» **Task requirements**
1. Print the part of the lovastatin passage that opens with the words containing "A lovastatin-resistant mutant" and closes with "and filamentous fungi.".
2. List every literature citation that appears in parentheses in the lovastatin passage.

» **Source passage**
A lovastatin-resistant mutant of Aspergillus terreus designated as LA4414 was rationally screened by multiple cycles of UV mutation by using the characteristic of the lovastatin resistance to its own biosynthesis. The production ability was approximate 3 times that obtained from the parent strain A. terreus ATCC 20542. The optimal and economical carbon and nitrogen sources were soluble starch and peanut meal, respectively, for hyper-production of lovastatin by the selected mutant. The final lovastatin production reached 883.2 ± 19.5 mg l−1 in the optimized medium was also 3-fold that obtained from the unoptimized medium. This may be helpful to further improve the production ability of the lovastatin-producing strain and to supply a novel idea for the hyper-production of lovastatin or many other antibiotics from bacteria and filamentous fungi.

Introduction

Lovastatin (C24H36O5, Mevinolin, Monacolin K, and Mevacor™) is a fungal secondary metabolite produced by filamentous fungi such as Aspergillus terreus via the polypeptide synthase (PKS) pathway (Alberts et al. 1980; Chan et al. 1983; Endo 1980; Yoshizawa et al. 1994). It is a pharmaceutically important compound in treating hypercholesterolemia because of its potent inhibitory activity toward hydroxymethylglutaryl-coenzyme A (HMG-CoA) reeducates, which catalyzes the rate-limiting step in cholesterol biosynthesis.

(Dataset excerpts)
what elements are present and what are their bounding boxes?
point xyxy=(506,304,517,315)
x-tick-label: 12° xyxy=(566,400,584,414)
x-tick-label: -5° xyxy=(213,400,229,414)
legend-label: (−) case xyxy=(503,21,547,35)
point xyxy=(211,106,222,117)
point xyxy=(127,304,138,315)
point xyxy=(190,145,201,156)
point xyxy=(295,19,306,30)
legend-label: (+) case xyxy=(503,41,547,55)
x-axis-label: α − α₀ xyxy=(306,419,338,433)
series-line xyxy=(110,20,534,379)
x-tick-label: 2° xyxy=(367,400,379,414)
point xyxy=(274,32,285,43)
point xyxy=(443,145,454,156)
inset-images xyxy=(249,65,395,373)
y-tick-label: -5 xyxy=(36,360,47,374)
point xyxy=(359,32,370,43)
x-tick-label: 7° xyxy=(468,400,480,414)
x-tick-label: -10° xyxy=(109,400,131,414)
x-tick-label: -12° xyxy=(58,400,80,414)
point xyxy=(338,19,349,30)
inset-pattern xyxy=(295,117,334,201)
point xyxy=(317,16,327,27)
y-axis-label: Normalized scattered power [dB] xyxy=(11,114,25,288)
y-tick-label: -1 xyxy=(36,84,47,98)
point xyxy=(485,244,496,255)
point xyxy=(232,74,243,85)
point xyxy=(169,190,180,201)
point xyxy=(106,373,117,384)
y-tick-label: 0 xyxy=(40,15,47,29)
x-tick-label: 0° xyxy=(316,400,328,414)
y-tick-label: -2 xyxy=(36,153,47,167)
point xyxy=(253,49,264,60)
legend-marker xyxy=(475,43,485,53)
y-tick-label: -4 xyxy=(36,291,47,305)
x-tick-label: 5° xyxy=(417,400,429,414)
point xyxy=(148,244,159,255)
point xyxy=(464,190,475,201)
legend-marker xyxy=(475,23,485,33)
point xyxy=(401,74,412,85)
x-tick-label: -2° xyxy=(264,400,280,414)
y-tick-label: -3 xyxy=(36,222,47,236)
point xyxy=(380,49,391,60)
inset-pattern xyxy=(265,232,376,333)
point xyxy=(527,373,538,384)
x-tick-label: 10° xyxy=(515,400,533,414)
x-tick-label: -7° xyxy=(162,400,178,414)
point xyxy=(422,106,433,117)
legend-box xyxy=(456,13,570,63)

» **Responses for each task**
1.
A lovastatin-resistant mutant of Aspergillus terreus designated as LA4414 was rationally screened by multiple cycles of UV mutation by using the characteristic of the lovastatin resistance to its own biosynthesis. The production ability was approximate 3 times that obtained from the parent strain A. terreus ATCC 20542. The optimal and economical carbon and nitrogen sources were soluble starch and peanut meal, respectively, for hyper-production of lovastatin by the selected mutant. The final lovastatin production reached 883.2 ± 19.5 mg l−1 in the optimized medium was also 3-fold that obtained from the unoptimized medium. This may be helpful to further improve the production ability of the lovastatin-producing strain and to supply a novel idea for the hyper-production of lovastatin or many other antibiotics from bacteria and filamentous fungi.

2.
Alberts et al. 1980
Chan et al. 1983
Endo 1980
Yoshizawa et al. 1994